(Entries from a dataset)
—————
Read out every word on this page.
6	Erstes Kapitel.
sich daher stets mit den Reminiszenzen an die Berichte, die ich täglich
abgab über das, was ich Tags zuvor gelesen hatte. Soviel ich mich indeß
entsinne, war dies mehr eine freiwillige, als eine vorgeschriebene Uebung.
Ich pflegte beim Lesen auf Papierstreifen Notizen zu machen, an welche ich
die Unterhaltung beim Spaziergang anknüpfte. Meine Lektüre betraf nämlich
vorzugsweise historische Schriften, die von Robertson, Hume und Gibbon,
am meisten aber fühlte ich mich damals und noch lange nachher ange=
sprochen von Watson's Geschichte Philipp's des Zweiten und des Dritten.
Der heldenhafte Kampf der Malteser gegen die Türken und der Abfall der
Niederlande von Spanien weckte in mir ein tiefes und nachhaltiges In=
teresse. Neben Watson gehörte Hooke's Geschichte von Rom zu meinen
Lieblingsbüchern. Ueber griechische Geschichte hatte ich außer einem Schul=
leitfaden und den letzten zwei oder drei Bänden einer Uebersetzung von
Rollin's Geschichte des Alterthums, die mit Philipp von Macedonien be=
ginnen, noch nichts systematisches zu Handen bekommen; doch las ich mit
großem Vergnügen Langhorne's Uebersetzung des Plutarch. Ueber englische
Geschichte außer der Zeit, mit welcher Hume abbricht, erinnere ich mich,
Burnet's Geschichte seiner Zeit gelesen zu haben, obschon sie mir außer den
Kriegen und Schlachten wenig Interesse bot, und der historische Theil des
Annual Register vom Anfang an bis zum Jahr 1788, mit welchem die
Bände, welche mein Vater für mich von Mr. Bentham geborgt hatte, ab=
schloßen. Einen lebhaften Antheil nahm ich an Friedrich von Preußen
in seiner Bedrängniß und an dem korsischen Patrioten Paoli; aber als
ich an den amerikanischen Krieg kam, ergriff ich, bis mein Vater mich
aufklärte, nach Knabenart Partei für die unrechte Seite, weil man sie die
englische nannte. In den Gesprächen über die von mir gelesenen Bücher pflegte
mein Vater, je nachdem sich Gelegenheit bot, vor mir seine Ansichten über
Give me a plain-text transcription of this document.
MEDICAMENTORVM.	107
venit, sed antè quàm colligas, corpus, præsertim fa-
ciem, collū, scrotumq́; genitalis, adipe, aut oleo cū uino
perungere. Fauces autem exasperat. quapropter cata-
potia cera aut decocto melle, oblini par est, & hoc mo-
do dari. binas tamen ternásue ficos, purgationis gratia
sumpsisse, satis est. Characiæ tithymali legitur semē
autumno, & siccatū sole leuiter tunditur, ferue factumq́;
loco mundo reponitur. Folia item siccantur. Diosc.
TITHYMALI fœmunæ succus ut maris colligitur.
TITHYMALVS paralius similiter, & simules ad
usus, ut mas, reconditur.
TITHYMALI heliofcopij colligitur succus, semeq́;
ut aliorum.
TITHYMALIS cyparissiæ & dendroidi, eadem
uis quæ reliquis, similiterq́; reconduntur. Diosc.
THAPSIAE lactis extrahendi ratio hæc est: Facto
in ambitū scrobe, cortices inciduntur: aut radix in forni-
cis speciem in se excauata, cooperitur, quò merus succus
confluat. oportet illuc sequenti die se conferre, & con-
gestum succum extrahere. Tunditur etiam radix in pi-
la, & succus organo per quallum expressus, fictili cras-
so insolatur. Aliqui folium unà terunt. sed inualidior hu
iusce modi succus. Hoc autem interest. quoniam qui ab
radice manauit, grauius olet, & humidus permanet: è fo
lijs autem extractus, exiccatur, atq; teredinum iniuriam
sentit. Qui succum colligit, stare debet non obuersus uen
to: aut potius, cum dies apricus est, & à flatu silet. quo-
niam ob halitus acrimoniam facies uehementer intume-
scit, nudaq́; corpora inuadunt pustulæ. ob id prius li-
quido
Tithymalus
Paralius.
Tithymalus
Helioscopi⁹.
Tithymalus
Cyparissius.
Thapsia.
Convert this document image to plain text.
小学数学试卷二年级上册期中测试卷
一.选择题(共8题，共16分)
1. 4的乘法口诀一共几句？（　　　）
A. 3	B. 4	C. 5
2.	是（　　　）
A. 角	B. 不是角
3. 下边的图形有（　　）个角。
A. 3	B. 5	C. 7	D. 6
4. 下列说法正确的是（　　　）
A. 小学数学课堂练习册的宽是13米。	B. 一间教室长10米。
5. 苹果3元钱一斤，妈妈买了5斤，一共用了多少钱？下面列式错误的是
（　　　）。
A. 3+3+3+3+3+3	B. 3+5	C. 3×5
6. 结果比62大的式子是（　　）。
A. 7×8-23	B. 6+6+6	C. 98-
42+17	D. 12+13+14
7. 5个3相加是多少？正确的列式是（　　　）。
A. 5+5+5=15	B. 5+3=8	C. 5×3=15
—————
* **YOUR OBJECTIVE**: Reproduce the data in its entirety, matching each character.

* **SOLVED EXERCISE**:
Read out every word on this page.
6	Erstes Kapitel.
sich daher stets mit den Reminiszenzen an die Berichte, die ich täglich
abgab über das, was ich Tags zuvor gelesen hatte. Soviel ich mich indeß
entsinne, war dies mehr eine freiwillige, als eine vorgeschriebene Uebung.
Ich pflegte beim Lesen auf Papierstreifen Notizen zu machen, an welche ich
die Unterhaltung beim Spaziergang anknüpfte. Meine Lektüre betraf nämlich
vorzugsweise historische Schriften, die von Robertson, Hume und Gibbon,
am meisten aber fühlte ich mich damals und noch lange nachher ange=
sprochen von Watson's Geschichte Philipp's des Zweiten und des Dritten.
Der heldenhafte Kampf der Malteser gegen die Türken und der Abfall der
Niederlande von Spanien weckte in mir ein tiefes und nachhaltiges In=
teresse. Neben Watson gehörte Hooke's Geschichte von Rom zu meinen
Lieblingsbüchern. Ueber griechische Geschichte hatte ich außer einem Schul=
leitfaden und den letzten zwei oder drei Bänden einer Uebersetzung von
Rollin's Geschichte des Alterthums, die mit Philipp von Macedonien be=
ginnen, noch nichts systematisches zu Handen bekommen; doch las ich mit
großem Vergnügen Langhorne's Uebersetzung des Plutarch. Ueber englische
Geschichte außer der Zeit, mit welcher Hume abbricht, erinnere ich mich,
Burnet's Geschichte seiner Zeit gelesen zu haben, obschon sie mir außer den
Kriegen und Schlachten wenig Interesse bot, und der historische Theil des
Annual Register vom Anfang an bis zum Jahr 1788, mit welchem die
Bände, welche mein Vater für mich von Mr. Bentham geborgt hatte, ab=
schloßen. Einen lebhaften Antheil nahm ich an Friedrich von Preußen
in seiner Bedrängniß und an dem korsischen Patrioten Paoli; aber als
ich an den amerikanischen Krieg kam, ergriff ich, bis mein Vater mich
aufklärte, nach Knabenart Partei für die unrechte Seite, weil man sie die
englische nannte. In den Gesprächen über die von mir gelesenen Bücher pflegte
mein Vater, je nachdem sich Gelegenheit bot, vor mir seine Ansichten über
Give me a plain-text transcription of this document.
MEDICAMENTORVM.	107
venit, sed antè quàm colligas, corpus, præsertim fa-
ciem, collū, scrotumq́; genitalis, adipe, aut oleo cū uino
perungere. Fauces autem exasperat. quapropter cata-
potia cera aut decocto melle, oblini par est, & hoc mo-
do dari. binas tamen ternásue ficos, purgationis gratia
sumpsisse, satis est. Characiæ tithymali legitur semē
autumno, & siccatū sole leuiter tunditur, ferue factumq́;
loco mundo reponitur. Folia item siccantur. Diosc.
TITHYMALI fœmunæ succus ut maris colligitur.
TITHYMALVS paralius similiter, & simules ad
usus, ut mas, reconditur.
TITHYMALI heliofcopij colligitur succus, semeq́;
ut aliorum.
TITHYMALIS cyparissiæ & dendroidi, eadem
uis quæ reliquis, similiterq́; reconduntur. Diosc.
THAPSIAE lactis extrahendi ratio hæc est: Facto
in ambitū scrobe, cortices inciduntur: aut radix in forni-
cis speciem in se excauata, cooperitur, quò merus succus
confluat. oportet illuc sequenti die se conferre, & con-
gestum succum extrahere. Tunditur etiam radix in pi-
la, & succus organo per quallum expressus, fictili cras-
so insolatur. Aliqui folium unà terunt. sed inualidior hu
iusce modi succus. Hoc autem interest. quoniam qui ab
radice manauit, grauius olet, & humidus permanet: è fo
lijs autem extractus, exiccatur, atq; teredinum iniuriam
sentit. Qui succum colligit, stare debet non obuersus uen
to: aut potius, cum dies apricus est, & à flatu silet. quo-
niam ob halitus acrimoniam facies uehementer intume-
scit, nudaq́; corpora inuadunt pustulæ. ob id prius li-
quido
Tithymalus
Paralius.
Tithymalus
Helioscopi⁹.
Tithymalus
Cyparissius.
Thapsia.
Convert this document image to plain text.
小学数学试卷二年级上册期中测试卷
一.选择题(共8题，共16分)
1. 4的乘法口诀一共几句？（　　　）
A. 3	B. 4	C. 5
2.	是（　　　）
A. 角	B. 不是角
3. 下边的图形有（　　）个角。
A. 3	B. 5	C. 7	D. 6
4. 下列说法正确的是（　　　）
A. 小学数学课堂练习册的宽是13米。	B. 一间教室长10米。
5. 苹果3元钱一斤，妈妈买了5斤，一共用了多少钱？下面列式错误的是
（　　　）。
A. 3+3+3+3+3+3	B. 3+5	C. 3×5
6. 结果比62大的式子是（　　）。
A. 7×8-23	B. 6+6+6	C. 98-
42+17	D. 12+13+14
7. 5个3相加是多少？正确的列式是（　　　）。
A. 5+5+5=15	B. 5+3=8	C. 5×3=15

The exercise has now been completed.